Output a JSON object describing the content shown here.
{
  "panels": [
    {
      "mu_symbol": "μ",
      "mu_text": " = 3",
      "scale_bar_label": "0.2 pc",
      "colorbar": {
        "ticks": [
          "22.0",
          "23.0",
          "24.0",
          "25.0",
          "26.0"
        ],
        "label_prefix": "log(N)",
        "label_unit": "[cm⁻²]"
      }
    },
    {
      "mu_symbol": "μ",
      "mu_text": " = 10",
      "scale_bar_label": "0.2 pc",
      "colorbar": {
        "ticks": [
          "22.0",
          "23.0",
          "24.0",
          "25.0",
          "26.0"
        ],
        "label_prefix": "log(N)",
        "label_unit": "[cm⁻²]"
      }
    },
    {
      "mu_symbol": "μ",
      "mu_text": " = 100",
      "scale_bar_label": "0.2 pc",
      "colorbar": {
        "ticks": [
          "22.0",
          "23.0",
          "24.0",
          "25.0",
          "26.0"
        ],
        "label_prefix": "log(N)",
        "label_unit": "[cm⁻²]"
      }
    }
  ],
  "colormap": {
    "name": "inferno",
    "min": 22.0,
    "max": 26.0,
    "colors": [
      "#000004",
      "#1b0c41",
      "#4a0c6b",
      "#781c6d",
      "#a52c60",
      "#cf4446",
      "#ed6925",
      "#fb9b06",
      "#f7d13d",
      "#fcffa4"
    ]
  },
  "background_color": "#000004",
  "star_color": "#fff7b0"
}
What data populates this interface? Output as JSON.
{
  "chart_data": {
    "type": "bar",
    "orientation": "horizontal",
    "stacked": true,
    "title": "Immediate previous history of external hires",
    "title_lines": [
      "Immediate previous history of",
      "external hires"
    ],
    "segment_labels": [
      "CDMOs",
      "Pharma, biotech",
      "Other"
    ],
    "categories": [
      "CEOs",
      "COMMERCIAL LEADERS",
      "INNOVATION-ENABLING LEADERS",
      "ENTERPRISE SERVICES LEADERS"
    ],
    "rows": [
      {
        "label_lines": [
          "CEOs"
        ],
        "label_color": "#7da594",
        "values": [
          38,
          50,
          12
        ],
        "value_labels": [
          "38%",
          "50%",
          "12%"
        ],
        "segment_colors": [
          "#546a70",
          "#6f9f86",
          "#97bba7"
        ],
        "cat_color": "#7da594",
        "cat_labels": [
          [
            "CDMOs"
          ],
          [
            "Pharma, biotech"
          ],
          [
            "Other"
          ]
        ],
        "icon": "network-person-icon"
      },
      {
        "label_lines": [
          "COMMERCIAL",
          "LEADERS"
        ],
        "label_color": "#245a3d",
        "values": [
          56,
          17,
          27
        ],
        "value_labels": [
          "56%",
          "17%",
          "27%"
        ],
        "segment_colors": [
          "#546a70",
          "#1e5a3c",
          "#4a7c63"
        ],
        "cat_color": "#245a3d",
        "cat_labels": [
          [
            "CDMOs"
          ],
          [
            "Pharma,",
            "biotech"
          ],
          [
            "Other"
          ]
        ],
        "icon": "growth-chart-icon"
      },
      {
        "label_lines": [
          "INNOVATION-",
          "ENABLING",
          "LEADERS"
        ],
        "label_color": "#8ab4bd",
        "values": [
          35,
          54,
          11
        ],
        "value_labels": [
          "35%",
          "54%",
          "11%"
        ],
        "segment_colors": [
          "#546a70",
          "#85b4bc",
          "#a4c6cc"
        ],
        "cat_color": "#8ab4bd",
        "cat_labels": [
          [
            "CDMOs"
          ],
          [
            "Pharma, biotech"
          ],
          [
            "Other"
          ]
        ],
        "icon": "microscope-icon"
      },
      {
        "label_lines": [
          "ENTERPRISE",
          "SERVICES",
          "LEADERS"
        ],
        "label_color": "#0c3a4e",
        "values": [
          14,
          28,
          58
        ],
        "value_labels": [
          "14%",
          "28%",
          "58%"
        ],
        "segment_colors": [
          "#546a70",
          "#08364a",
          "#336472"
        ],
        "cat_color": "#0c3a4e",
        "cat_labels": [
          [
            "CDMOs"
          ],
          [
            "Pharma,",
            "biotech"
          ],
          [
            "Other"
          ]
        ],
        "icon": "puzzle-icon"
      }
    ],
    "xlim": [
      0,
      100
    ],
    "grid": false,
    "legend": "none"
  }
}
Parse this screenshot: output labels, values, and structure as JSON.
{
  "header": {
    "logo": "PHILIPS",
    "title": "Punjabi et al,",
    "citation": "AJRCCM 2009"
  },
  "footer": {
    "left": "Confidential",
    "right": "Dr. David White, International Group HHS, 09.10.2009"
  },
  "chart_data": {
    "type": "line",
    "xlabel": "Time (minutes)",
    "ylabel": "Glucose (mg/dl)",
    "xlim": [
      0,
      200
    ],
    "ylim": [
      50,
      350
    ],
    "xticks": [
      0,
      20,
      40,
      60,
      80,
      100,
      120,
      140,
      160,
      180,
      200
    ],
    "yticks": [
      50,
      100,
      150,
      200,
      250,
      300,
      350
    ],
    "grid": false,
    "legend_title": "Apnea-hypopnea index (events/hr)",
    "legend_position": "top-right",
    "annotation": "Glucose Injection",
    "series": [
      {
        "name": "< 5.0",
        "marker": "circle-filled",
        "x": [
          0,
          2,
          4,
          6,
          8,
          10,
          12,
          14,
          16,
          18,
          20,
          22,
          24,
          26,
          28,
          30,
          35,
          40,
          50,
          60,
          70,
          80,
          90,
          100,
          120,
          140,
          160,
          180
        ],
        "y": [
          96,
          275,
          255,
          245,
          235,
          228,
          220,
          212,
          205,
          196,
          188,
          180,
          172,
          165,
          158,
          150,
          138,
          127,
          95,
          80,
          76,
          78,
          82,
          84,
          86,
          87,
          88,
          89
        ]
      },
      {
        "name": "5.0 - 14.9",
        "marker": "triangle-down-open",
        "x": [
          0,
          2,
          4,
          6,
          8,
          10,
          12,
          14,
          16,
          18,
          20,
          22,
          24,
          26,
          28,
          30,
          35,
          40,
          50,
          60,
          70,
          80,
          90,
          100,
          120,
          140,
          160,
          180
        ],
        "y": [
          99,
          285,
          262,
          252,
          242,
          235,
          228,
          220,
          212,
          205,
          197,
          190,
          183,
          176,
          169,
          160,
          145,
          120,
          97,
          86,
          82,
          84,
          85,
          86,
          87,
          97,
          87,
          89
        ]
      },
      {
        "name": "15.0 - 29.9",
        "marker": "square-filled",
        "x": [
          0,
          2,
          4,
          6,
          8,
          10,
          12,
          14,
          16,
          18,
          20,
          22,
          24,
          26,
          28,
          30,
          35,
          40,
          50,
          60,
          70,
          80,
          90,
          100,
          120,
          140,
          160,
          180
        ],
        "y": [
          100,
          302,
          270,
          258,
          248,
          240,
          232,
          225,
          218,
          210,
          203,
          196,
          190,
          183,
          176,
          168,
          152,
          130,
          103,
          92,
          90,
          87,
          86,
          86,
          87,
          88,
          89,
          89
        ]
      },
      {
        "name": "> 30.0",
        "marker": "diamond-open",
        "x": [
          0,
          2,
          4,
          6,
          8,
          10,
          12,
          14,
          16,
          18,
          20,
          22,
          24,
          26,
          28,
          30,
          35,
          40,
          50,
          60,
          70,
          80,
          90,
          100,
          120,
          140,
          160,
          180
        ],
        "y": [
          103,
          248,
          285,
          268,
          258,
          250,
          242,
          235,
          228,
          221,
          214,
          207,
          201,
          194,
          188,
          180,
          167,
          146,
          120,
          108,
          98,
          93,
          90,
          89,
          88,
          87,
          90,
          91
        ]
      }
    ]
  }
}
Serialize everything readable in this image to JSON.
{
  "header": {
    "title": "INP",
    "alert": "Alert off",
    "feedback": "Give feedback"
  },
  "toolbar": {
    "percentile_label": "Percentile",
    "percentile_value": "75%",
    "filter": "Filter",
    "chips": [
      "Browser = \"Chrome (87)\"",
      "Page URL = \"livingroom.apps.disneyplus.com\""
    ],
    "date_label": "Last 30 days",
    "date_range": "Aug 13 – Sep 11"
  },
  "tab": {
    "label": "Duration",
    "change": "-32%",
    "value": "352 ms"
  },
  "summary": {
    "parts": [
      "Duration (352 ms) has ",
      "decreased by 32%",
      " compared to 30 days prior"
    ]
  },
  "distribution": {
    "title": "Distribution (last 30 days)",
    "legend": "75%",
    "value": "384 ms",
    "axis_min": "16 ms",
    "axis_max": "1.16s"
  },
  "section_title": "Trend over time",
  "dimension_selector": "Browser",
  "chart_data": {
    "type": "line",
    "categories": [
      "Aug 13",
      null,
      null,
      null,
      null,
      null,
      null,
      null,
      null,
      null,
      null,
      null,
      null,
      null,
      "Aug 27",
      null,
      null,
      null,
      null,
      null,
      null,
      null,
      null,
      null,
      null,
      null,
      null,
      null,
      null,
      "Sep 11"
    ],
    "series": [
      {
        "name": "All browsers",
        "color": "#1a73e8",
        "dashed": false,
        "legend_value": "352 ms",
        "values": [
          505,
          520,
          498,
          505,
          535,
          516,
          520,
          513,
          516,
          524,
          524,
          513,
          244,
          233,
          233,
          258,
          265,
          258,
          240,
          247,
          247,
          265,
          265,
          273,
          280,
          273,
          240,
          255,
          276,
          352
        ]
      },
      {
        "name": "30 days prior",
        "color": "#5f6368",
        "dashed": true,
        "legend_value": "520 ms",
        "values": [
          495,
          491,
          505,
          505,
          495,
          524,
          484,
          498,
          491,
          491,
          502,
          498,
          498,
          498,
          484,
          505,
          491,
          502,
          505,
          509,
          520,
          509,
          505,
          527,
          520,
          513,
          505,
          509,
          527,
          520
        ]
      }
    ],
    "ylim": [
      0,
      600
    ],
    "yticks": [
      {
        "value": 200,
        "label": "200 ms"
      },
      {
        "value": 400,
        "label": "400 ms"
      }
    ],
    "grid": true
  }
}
◆ ◆ ◆ ◆ ◆
JOB » How many of the lines above include the string "prior"? Answer with the number only.

RESULT » 2